### PROMPT
Tally the lines in the records underneath that contain the string "Moxibustion", and state the figure by itself.

### EXCERPTED RECORDS
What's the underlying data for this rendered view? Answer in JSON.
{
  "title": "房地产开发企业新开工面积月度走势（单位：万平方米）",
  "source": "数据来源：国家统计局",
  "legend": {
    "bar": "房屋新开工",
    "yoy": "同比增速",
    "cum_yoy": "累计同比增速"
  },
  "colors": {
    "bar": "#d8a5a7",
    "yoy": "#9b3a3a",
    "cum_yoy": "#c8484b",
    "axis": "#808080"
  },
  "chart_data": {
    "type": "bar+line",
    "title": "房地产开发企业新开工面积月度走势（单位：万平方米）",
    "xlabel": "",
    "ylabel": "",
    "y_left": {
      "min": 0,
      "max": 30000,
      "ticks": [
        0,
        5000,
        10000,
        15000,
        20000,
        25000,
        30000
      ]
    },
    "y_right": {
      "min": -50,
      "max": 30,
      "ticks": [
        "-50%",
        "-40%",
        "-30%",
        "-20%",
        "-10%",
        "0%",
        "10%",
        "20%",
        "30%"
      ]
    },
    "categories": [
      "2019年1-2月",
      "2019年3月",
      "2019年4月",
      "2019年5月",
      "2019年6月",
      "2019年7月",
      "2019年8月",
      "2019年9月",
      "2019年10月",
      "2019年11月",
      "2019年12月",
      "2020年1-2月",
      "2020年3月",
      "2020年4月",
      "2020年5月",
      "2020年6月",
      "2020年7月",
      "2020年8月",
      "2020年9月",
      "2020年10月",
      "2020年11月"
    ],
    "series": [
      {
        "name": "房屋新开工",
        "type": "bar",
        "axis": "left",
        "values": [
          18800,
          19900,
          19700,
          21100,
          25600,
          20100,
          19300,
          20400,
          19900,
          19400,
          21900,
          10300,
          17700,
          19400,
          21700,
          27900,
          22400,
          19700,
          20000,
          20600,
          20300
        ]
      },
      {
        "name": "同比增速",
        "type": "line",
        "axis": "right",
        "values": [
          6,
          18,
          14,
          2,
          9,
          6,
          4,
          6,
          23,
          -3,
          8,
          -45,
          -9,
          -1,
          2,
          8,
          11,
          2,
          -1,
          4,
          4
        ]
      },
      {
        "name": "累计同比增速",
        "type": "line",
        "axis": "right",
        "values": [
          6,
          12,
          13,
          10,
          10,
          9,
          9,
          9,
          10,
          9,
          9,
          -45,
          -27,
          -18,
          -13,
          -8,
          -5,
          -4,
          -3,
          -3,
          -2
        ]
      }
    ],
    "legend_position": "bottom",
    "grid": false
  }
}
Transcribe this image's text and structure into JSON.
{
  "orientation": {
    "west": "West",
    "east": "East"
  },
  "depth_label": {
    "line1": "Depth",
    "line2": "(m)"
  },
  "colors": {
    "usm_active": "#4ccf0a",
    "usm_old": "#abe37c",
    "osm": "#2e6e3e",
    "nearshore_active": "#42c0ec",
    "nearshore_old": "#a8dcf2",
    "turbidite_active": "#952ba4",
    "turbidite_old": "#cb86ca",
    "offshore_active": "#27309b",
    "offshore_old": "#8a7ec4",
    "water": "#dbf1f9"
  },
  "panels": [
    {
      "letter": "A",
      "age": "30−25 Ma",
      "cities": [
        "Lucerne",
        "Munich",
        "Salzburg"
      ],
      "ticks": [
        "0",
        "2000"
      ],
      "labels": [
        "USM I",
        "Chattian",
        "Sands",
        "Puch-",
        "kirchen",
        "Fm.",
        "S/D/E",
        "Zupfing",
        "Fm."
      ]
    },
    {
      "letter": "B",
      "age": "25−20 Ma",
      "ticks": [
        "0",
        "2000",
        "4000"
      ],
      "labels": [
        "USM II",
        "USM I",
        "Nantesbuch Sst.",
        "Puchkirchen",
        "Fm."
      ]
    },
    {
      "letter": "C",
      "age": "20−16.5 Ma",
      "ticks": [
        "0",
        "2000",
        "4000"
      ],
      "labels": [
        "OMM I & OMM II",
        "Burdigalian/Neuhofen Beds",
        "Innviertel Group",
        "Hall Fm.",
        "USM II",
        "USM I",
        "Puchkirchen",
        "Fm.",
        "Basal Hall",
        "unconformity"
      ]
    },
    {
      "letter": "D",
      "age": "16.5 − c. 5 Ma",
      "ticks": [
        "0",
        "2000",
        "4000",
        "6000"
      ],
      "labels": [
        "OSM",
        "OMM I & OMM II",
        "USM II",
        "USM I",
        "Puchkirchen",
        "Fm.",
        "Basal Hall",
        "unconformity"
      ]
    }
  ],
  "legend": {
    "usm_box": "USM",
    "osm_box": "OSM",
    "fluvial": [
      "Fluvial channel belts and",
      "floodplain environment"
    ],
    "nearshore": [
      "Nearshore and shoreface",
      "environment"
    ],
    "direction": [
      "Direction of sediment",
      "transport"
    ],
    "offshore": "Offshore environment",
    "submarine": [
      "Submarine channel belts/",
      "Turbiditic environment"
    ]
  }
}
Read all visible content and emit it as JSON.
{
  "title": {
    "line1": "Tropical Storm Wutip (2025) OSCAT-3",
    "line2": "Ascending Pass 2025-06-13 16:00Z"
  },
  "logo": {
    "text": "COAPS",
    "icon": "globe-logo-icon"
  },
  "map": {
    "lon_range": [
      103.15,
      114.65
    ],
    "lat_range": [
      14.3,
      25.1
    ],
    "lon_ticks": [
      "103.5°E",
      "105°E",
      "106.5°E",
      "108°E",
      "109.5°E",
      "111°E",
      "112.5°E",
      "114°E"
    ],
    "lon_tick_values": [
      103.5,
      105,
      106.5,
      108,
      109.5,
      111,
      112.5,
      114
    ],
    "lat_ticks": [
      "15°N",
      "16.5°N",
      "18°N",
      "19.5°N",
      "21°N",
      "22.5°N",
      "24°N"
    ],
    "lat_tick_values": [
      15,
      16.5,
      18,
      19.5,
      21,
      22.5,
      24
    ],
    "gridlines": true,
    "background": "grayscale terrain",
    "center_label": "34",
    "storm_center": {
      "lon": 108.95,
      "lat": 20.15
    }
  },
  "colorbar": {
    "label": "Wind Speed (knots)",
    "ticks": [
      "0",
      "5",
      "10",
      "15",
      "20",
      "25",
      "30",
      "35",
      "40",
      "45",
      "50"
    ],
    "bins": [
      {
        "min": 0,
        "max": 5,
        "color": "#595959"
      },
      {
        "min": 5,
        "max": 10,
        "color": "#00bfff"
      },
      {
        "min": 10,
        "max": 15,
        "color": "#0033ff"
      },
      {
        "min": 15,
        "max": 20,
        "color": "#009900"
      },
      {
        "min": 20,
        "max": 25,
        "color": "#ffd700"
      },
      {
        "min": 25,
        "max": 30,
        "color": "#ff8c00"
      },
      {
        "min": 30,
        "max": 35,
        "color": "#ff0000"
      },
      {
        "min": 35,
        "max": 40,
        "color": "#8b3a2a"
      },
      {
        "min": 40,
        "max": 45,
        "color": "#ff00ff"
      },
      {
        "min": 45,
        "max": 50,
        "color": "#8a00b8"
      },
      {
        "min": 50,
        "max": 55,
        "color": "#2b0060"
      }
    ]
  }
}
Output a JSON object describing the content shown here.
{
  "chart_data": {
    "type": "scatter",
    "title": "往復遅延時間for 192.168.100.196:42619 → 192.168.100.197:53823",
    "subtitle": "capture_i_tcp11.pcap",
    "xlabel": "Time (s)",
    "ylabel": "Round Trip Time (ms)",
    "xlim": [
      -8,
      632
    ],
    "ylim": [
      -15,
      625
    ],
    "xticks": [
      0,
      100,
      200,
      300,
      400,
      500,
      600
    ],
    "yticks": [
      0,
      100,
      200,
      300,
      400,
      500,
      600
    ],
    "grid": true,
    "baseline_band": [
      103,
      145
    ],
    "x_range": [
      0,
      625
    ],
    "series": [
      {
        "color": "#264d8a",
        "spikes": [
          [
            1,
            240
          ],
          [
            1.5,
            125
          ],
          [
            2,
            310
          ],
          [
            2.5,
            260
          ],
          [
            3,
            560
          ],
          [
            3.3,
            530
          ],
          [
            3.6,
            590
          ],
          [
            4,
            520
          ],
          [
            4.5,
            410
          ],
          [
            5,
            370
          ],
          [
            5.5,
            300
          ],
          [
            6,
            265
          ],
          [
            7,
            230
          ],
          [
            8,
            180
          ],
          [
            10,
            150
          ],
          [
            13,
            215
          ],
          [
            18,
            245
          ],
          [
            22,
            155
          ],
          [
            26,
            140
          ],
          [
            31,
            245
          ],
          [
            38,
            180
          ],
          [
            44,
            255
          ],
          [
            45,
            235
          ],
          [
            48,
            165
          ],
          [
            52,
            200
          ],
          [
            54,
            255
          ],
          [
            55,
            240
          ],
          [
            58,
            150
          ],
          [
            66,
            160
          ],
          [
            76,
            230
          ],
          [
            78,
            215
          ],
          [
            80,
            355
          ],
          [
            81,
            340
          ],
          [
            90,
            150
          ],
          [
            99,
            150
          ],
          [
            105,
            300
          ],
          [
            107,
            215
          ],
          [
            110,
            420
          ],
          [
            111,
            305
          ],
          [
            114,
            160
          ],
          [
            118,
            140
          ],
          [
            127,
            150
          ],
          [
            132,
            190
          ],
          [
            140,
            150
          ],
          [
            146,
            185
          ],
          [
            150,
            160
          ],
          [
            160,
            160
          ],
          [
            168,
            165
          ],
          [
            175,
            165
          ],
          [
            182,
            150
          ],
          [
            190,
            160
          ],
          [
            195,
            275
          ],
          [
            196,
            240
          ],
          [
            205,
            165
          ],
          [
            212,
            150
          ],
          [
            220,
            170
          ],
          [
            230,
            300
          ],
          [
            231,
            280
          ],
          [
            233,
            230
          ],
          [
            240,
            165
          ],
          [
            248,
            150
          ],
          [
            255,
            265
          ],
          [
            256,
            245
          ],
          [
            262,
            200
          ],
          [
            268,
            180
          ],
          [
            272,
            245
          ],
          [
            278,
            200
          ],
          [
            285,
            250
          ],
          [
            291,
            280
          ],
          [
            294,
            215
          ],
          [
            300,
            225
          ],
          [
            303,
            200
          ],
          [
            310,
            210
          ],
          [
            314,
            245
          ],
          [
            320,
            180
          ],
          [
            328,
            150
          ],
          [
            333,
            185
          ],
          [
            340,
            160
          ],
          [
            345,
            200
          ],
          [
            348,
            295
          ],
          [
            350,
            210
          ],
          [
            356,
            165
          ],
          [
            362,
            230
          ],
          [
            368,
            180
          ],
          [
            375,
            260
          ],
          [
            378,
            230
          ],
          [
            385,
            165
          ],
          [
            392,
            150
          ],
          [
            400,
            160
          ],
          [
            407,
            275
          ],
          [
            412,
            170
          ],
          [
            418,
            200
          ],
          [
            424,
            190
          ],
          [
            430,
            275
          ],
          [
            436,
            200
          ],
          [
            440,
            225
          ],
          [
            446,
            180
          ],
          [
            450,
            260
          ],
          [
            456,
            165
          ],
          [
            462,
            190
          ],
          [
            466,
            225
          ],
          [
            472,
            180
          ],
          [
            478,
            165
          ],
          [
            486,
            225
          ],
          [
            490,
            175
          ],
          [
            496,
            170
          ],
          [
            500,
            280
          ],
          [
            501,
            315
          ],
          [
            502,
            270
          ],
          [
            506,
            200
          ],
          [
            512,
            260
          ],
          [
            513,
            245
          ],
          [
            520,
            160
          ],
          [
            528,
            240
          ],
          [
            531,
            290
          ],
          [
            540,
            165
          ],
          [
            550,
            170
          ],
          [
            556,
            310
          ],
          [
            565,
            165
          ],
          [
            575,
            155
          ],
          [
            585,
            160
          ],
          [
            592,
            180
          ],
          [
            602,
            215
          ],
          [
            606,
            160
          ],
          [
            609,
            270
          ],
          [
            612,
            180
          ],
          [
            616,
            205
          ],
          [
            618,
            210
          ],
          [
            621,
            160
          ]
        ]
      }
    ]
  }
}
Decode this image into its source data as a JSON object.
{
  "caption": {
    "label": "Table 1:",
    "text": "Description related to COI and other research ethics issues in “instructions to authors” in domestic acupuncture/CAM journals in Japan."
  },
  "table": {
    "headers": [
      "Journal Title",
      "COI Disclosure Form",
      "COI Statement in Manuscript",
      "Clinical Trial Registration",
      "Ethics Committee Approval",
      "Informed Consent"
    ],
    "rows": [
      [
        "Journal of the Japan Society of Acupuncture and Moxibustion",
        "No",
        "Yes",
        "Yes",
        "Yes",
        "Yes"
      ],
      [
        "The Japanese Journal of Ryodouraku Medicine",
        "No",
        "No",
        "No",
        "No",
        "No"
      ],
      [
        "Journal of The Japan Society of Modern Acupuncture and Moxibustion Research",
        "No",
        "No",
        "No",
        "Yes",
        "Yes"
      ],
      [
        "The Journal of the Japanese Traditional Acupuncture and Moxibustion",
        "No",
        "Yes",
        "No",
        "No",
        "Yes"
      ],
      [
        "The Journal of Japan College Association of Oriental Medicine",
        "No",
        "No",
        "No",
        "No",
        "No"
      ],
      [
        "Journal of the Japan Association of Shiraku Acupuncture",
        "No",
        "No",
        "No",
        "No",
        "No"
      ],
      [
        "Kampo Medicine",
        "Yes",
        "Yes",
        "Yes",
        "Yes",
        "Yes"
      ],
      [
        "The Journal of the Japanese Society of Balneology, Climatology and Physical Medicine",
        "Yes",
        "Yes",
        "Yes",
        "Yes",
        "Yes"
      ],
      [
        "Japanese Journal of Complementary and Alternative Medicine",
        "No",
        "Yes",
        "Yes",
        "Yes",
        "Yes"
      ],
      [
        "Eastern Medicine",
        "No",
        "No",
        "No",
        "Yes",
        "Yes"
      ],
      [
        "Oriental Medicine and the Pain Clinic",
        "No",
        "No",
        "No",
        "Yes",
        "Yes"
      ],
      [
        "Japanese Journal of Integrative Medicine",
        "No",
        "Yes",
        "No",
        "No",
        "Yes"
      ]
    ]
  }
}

### ANSWER FOR THIS EXERCISE
3